**What to do**
Pictures do not belong in the copy; restate the records below word for word.

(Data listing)

------------------------

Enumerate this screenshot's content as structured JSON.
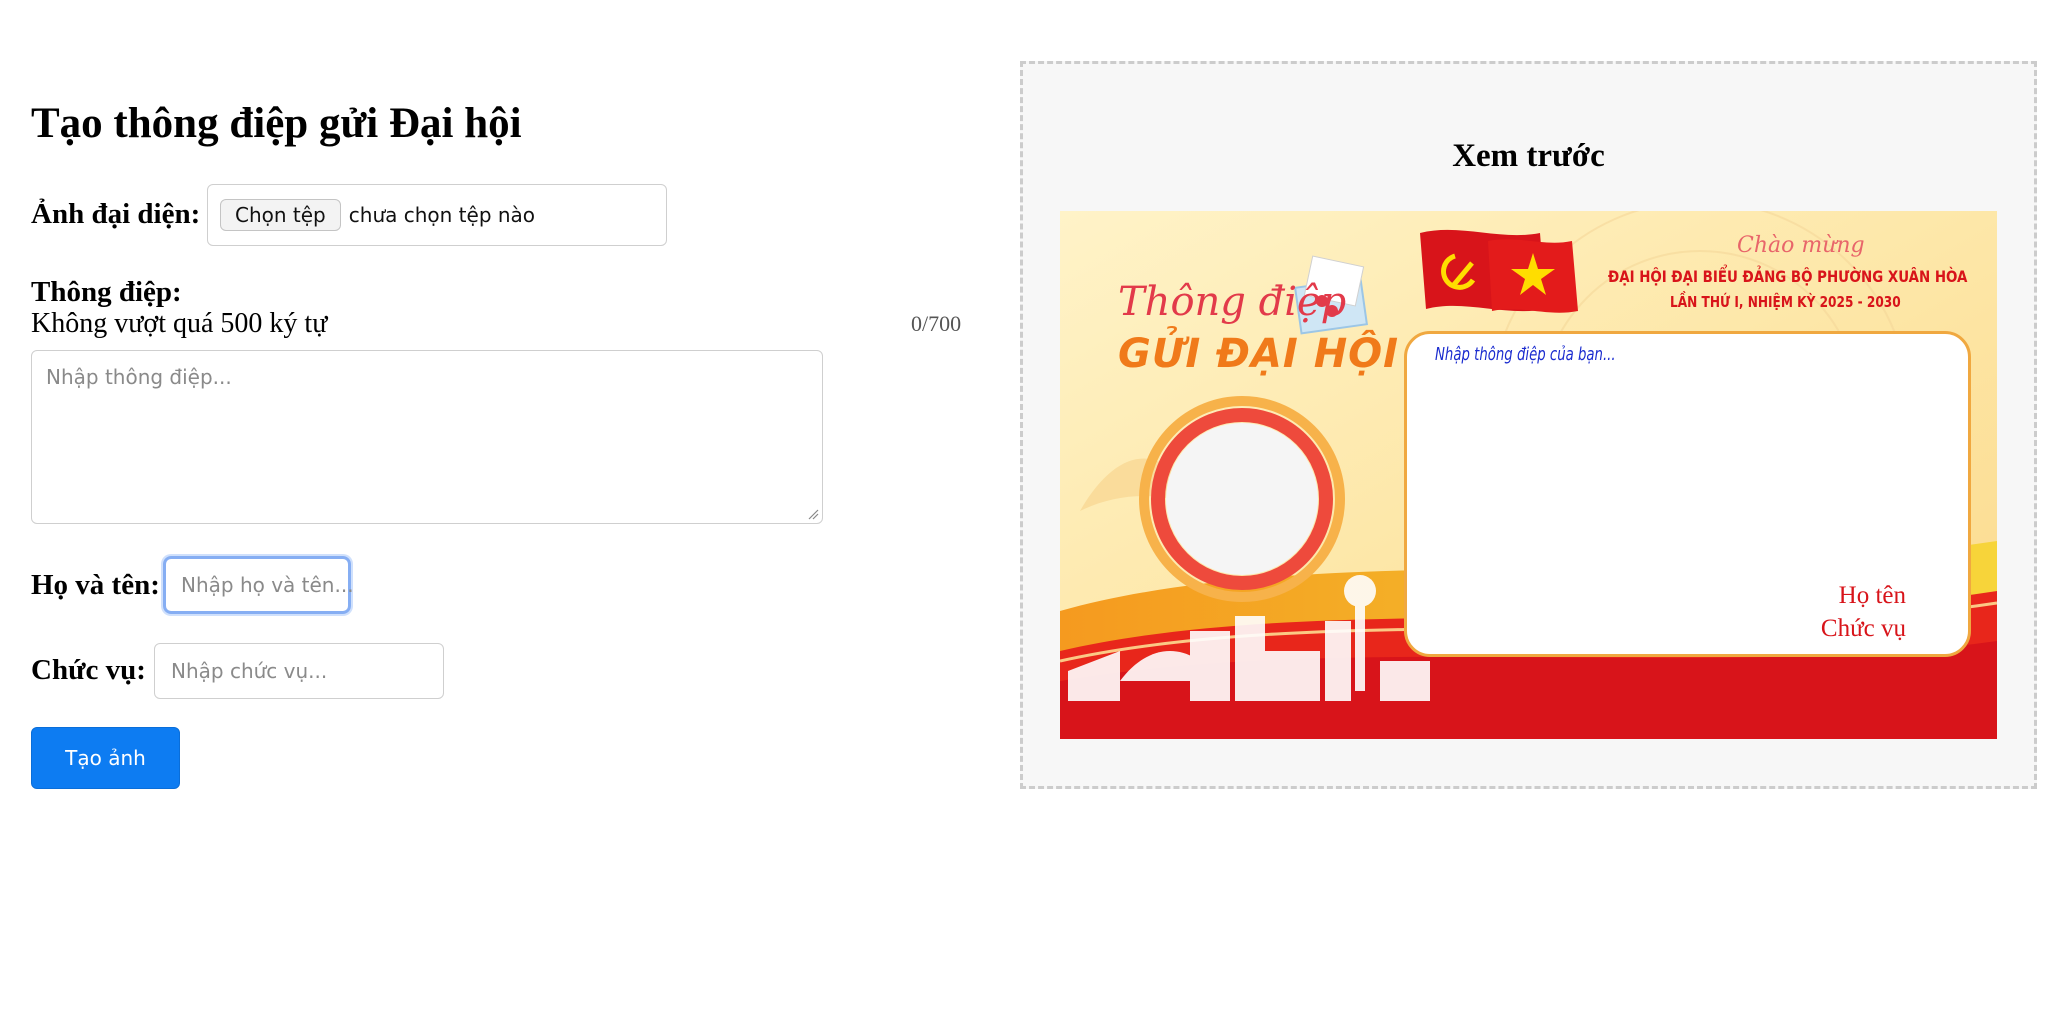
{
  "form": {
    "title": "Tạo thông điệp gửi Đại hội",
    "avatar_label": "Ảnh đại diện:",
    "file_button": "Chọn tệp",
    "file_status": "chưa chọn tệp nào",
    "message_label": "Thông điệp:",
    "message_hint": "Không vượt quá 500 ký tự",
    "message_counter": "0/700",
    "message_placeholder": "Nhập thông điệp...",
    "name_label": "Họ và tên:",
    "name_placeholder": "Nhập họ và tên...",
    "position_label": "Chức vụ:",
    "position_placeholder": "Nhập chức vụ...",
    "generate_button": "Tạo ảnh"
  },
  "preview": {
    "title": "Xem trước",
    "card": {
      "title_line1": "Thông điệp",
      "title_line2": "GỬI ĐẠI HỘI",
      "greeting": "Chào mừng",
      "congress_line1": "ĐẠI HỘI ĐẠI BIỂU ĐẢNG BỘ PHƯỜNG XUÂN HÒA",
      "congress_line2": "LẦN THỨ I, NHIỆM KỲ 2025 - 2030",
      "message_placeholder": "Nhập thông điệp của bạn...",
      "name_placeholder": "Họ tên",
      "position_placeholder": "Chức vụ"
    }
  },
  "colors": {
    "primary_button": "#0d7cf2",
    "focus_ring": "#86aef3",
    "card_red": "#d8141a",
    "card_yellow": "#fde9a6"
  }
}
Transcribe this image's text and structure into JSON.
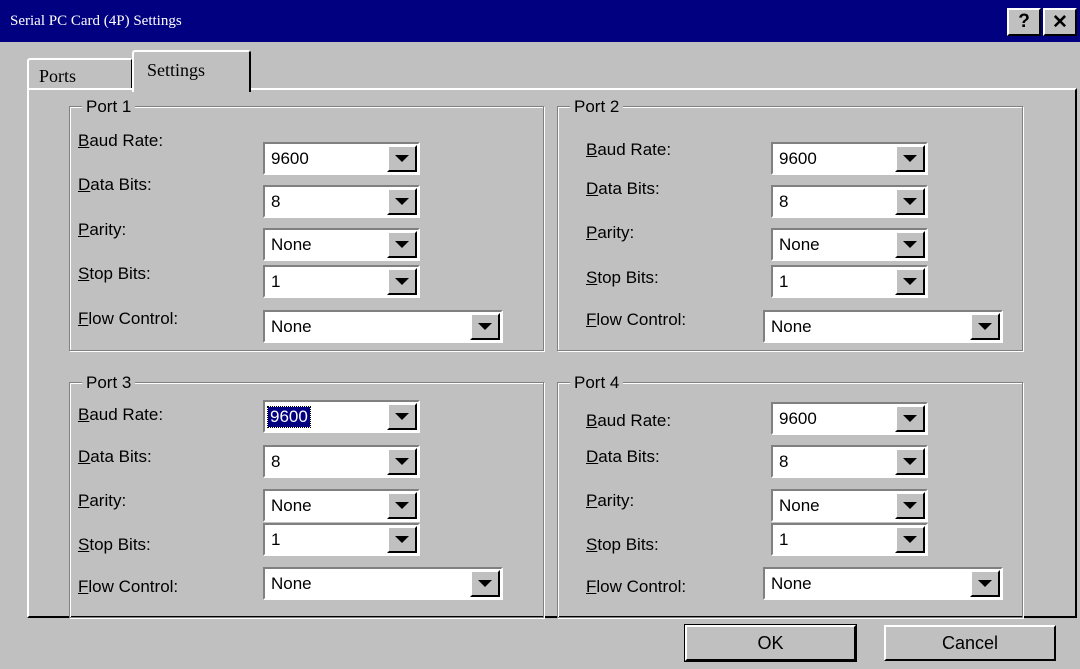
{
  "window": {
    "title": "Serial PC Card (4P) Settings",
    "help_label": "?",
    "close_label": "✕"
  },
  "tabs": [
    {
      "label": "Ports",
      "selected": false
    },
    {
      "label": "Settings",
      "selected": true
    }
  ],
  "labels": {
    "baud_rate": {
      "mnemonic": "B",
      "rest": "aud Rate:"
    },
    "data_bits": {
      "mnemonic": "D",
      "rest": "ata Bits:"
    },
    "parity": {
      "mnemonic": "P",
      "rest": "arity:"
    },
    "stop_bits": {
      "mnemonic": "S",
      "rest": "top Bits:"
    },
    "flow_control": {
      "mnemonic": "F",
      "rest": "low Control:"
    }
  },
  "ports": [
    {
      "title": "Port 1",
      "baud_rate": "9600",
      "data_bits": "8",
      "parity": "None",
      "stop_bits": "1",
      "flow_control": "None"
    },
    {
      "title": "Port 2",
      "baud_rate": "9600",
      "data_bits": "8",
      "parity": "None",
      "stop_bits": "1",
      "flow_control": "None"
    },
    {
      "title": "Port 3",
      "baud_rate": "9600",
      "data_bits": "8",
      "parity": "None",
      "stop_bits": "1",
      "flow_control": "None"
    },
    {
      "title": "Port 4",
      "baud_rate": "9600",
      "data_bits": "8",
      "parity": "None",
      "stop_bits": "1",
      "flow_control": "None"
    }
  ],
  "focused": {
    "port": "Port 3",
    "field": "baud_rate"
  },
  "buttons": {
    "ok": "OK",
    "cancel": "Cancel"
  },
  "colors": {
    "titlebar": "#000080",
    "face": "#c0c0c0",
    "selection": "#000080"
  }
}
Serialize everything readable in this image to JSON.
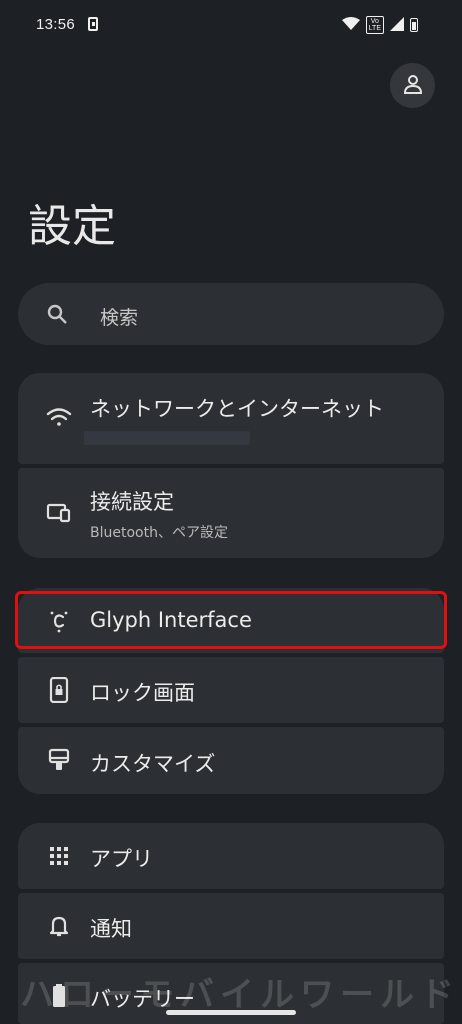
{
  "status_bar": {
    "time": "13:56",
    "network_badge_top": "Vo",
    "network_badge_bottom": "LTE"
  },
  "page": {
    "title": "設定"
  },
  "search": {
    "placeholder": "検索"
  },
  "groups": [
    {
      "items": [
        {
          "title": "ネットワークとインターネット",
          "subtitle": "",
          "icon": "wifi-icon"
        },
        {
          "title": "接続設定",
          "subtitle": "Bluetooth、ペア設定",
          "icon": "connected-devices-icon"
        }
      ]
    },
    {
      "items": [
        {
          "title": "Glyph Interface",
          "icon": "glyph-icon",
          "highlighted": true
        },
        {
          "title": "ロック画面",
          "icon": "lock-screen-icon"
        },
        {
          "title": "カスタマイズ",
          "icon": "customize-icon"
        }
      ]
    },
    {
      "items": [
        {
          "title": "アプリ",
          "icon": "apps-grid-icon"
        },
        {
          "title": "通知",
          "icon": "bell-icon"
        },
        {
          "title": "バッテリー",
          "icon": "battery-icon"
        }
      ]
    }
  ],
  "watermark": {
    "text": "ハローモバイルワールド"
  },
  "colors": {
    "background": "#1d2024",
    "card": "#2c2f33",
    "highlight": "#e01010",
    "text": "#ececec"
  }
}
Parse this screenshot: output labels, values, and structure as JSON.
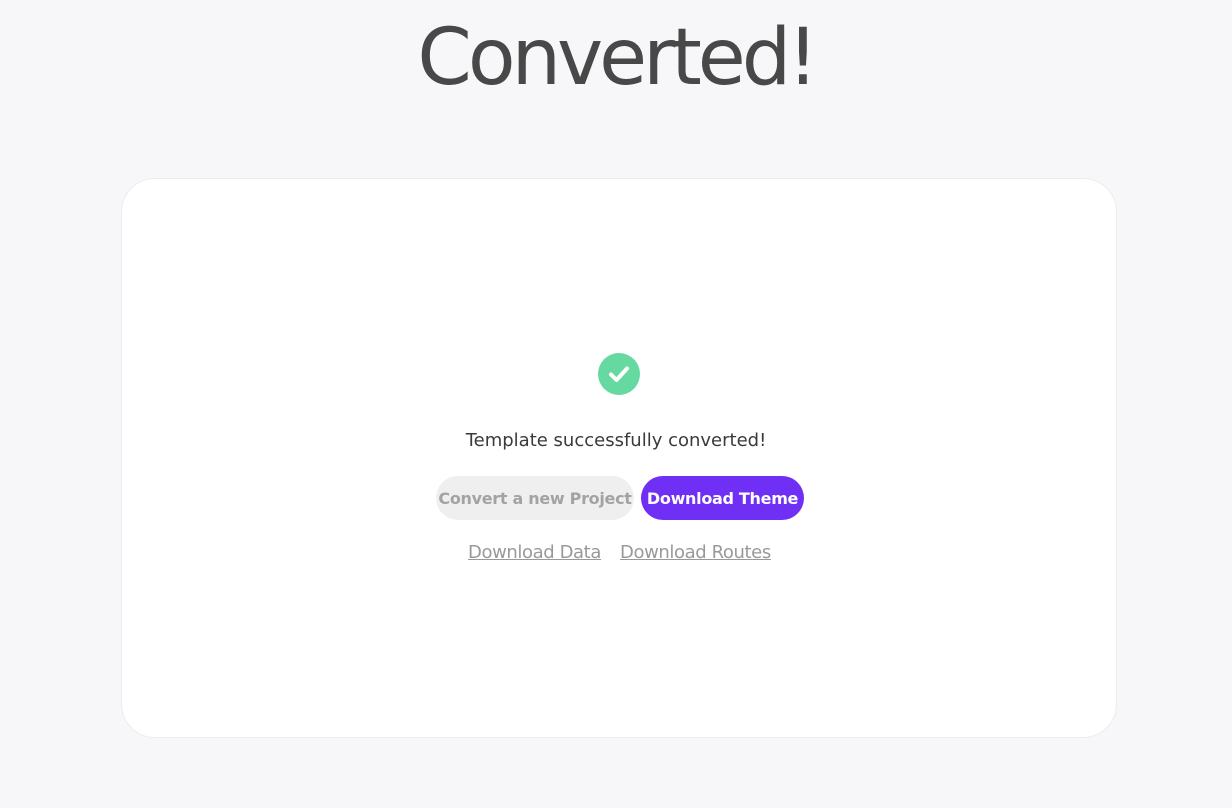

------------------------

**Task output**
Enumerate this screenshot's content as structured JSON.
{
  "form": {
    "title": "Tạo thông điệp gửi Đại hội",
    "avatar_label": "Ảnh đại diện:",
    "file_button": "Chọn tệp",
    "file_status": "chưa chọn tệp nào",
    "message_label": "Thông điệp:",
    "message_hint": "Không vượt quá 500 ký tự",
    "message_counter": "0/700",
    "message_placeholder": "Nhập thông điệp...",
    "name_label": "Họ và tên:",
    "name_placeholder": "Nhập họ và tên...",
    "position_label": "Chức vụ:",
    "position_placeholder": "Nhập chức vụ...",
    "generate_button": "Tạo ảnh"
  },
  "preview": {
    "title": "Xem trước",
    "card": {
      "title_line1": "Thông điệp",
      "title_line2": "GỬI ĐẠI HỘI",
      "greeting": "Chào mừng",
      "congress_line1": "ĐẠI HỘI ĐẠI BIỂU ĐẢNG BỘ PHƯỜNG XUÂN HÒA",
      "congress_line2": "LẦN THỨ I, NHIỆM KỲ 2025 - 2030",
      "message_placeholder": "Nhập thông điệp của bạn...",
      "name_placeholder": "Họ tên",
      "position_placeholder": "Chức vụ"
    }
  },
  "colors": {
    "primary_button": "#0d7cf2",
    "focus_ring": "#86aef3",
    "card_red": "#d8141a",
    "card_yellow": "#fde9a6"
  }
}
Transcribe this image's text and structure into JSON.
{
  "window": {
    "title": "Serial PC Card (4P) Settings",
    "help_label": "?",
    "close_label": "✕"
  },
  "tabs": [
    {
      "label": "Ports",
      "selected": false
    },
    {
      "label": "Settings",
      "selected": true
    }
  ],
  "labels": {
    "baud_rate": {
      "mnemonic": "B",
      "rest": "aud Rate:"
    },
    "data_bits": {
      "mnemonic": "D",
      "rest": "ata Bits:"
    },
    "parity": {
      "mnemonic": "P",
      "rest": "arity:"
    },
    "stop_bits": {
      "mnemonic": "S",
      "rest": "top Bits:"
    },
    "flow_control": {
      "mnemonic": "F",
      "rest": "low Control:"
    }
  },
  "ports": [
    {
      "title": "Port 1",
      "baud_rate": "9600",
      "data_bits": "8",
      "parity": "None",
      "stop_bits": "1",
      "flow_control": "None"
    },
    {
      "title": "Port 2",
      "baud_rate": "9600",
      "data_bits": "8",
      "parity": "None",
      "stop_bits": "1",
      "flow_control": "None"
    },
    {
      "title": "Port 3",
      "baud_rate": "9600",
      "data_bits": "8",
      "parity": "None",
      "stop_bits": "1",
      "flow_control": "None"
    },
    {
      "title": "Port 4",
      "baud_rate": "9600",
      "data_bits": "8",
      "parity": "None",
      "stop_bits": "1",
      "flow_control": "None"
    }
  ],
  "focused": {
    "port": "Port 3",
    "field": "baud_rate"
  },
  "buttons": {
    "ok": "OK",
    "cancel": "Cancel"
  },
  "colors": {
    "titlebar": "#000080",
    "face": "#c0c0c0",
    "selection": "#000080"
  }
}
Serialize everything readable in this image to JSON.
{
  "status_bar": {
    "time": "13:56",
    "network_badge_top": "Vo",
    "network_badge_bottom": "LTE"
  },
  "page": {
    "title": "設定"
  },
  "search": {
    "placeholder": "検索"
  },
  "groups": [
    {
      "items": [
        {
          "title": "ネットワークとインターネット",
          "subtitle": "",
          "icon": "wifi-icon"
        },
        {
          "title": "接続設定",
          "subtitle": "Bluetooth、ペア設定",
          "icon": "connected-devices-icon"
        }
      ]
    },
    {
      "items": [
        {
          "title": "Glyph Interface",
          "icon": "glyph-icon",
          "highlighted": true
        },
        {
          "title": "ロック画面",
          "icon": "lock-screen-icon"
        },
        {
          "title": "カスタマイズ",
          "icon": "customize-icon"
        }
      ]
    },
    {
      "items": [
        {
          "title": "アプリ",
          "icon": "apps-grid-icon"
        },
        {
          "title": "通知",
          "icon": "bell-icon"
        },
        {
          "title": "バッテリー",
          "icon": "battery-icon"
        }
      ]
    }
  ],
  "watermark": {
    "text": "ハローモバイルワールド"
  },
  "colors": {
    "background": "#1d2024",
    "card": "#2c2f33",
    "highlight": "#e01010",
    "text": "#ececec"
  }
}
Parse this screenshot: output labels, values, and structure as JSON.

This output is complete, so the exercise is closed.